● What the task asks
Would you quote the material below in full and unchanged?

---+---

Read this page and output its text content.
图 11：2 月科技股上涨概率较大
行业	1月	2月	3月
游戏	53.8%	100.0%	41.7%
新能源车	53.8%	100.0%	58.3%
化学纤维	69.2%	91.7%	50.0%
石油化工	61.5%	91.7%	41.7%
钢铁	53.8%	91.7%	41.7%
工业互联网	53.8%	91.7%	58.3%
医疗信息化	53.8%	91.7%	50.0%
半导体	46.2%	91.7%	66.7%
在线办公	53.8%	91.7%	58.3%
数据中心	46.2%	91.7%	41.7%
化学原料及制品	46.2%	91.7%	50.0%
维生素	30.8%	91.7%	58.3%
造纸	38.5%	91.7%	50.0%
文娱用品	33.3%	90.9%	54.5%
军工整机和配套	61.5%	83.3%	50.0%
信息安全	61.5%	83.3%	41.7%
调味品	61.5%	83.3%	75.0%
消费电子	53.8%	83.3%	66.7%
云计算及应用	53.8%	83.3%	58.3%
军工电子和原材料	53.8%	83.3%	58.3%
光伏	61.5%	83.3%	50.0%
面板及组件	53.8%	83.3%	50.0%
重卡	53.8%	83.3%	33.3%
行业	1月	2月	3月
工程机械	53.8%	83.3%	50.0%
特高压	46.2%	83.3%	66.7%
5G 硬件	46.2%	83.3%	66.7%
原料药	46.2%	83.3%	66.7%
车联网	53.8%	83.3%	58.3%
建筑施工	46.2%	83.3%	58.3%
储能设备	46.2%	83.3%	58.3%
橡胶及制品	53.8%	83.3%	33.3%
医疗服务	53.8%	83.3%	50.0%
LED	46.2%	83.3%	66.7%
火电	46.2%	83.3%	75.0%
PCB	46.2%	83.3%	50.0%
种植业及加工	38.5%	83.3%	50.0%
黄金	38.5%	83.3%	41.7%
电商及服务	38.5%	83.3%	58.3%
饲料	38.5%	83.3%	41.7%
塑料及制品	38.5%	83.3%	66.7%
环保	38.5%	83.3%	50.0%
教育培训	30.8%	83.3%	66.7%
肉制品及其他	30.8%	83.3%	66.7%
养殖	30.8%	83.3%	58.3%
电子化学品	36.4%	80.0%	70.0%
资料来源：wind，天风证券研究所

---+---

● Output below
Read this page and output its text content.
图 11：2 月科技股上涨概率较大
行业	1月	2月	3月
游戏	53.8%	100.0%	41.7%
新能源车	53.8%	100.0%	58.3%
化学纤维	69.2%	91.7%	50.0%
石油化工	61.5%	91.7%	41.7%
钢铁	53.8%	91.7%	41.7%
工业互联网	53.8%	91.7%	58.3%
医疗信息化	53.8%	91.7%	50.0%
半导体	46.2%	91.7%	66.7%
在线办公	53.8%	91.7%	58.3%
数据中心	46.2%	91.7%	41.7%
化学原料及制品	46.2%	91.7%	50.0%
维生素	30.8%	91.7%	58.3%
造纸	38.5%	91.7%	50.0%
文娱用品	33.3%	90.9%	54.5%
军工整机和配套	61.5%	83.3%	50.0%
信息安全	61.5%	83.3%	41.7%
调味品	61.5%	83.3%	75.0%
消费电子	53.8%	83.3%	66.7%
云计算及应用	53.8%	83.3%	58.3%
军工电子和原材料	53.8%	83.3%	58.3%
光伏	61.5%	83.3%	50.0%
面板及组件	53.8%	83.3%	50.0%
重卡	53.8%	83.3%	33.3%
行业	1月	2月	3月
工程机械	53.8%	83.3%	50.0%
特高压	46.2%	83.3%	66.7%
5G 硬件	46.2%	83.3%	66.7%
原料药	46.2%	83.3%	66.7%
车联网	53.8%	83.3%	58.3%
建筑施工	46.2%	83.3%	58.3%
储能设备	46.2%	83.3%	58.3%
橡胶及制品	53.8%	83.3%	33.3%
医疗服务	53.8%	83.3%	50.0%
LED	46.2%	83.3%	66.7%
火电	46.2%	83.3%	75.0%
PCB	46.2%	83.3%	50.0%
种植业及加工	38.5%	83.3%	50.0%
黄金	38.5%	83.3%	41.7%
电商及服务	38.5%	83.3%	58.3%
饲料	38.5%	83.3%	41.7%
塑料及制品	38.5%	83.3%	66.7%
环保	38.5%	83.3%	50.0%
教育培训	30.8%	83.3%	66.7%
肉制品及其他	30.8%	83.3%	66.7%
养殖	30.8%	83.3%	58.3%
电子化学品	36.4%	80.0%	70.0%
资料来源：wind，天风证券研究所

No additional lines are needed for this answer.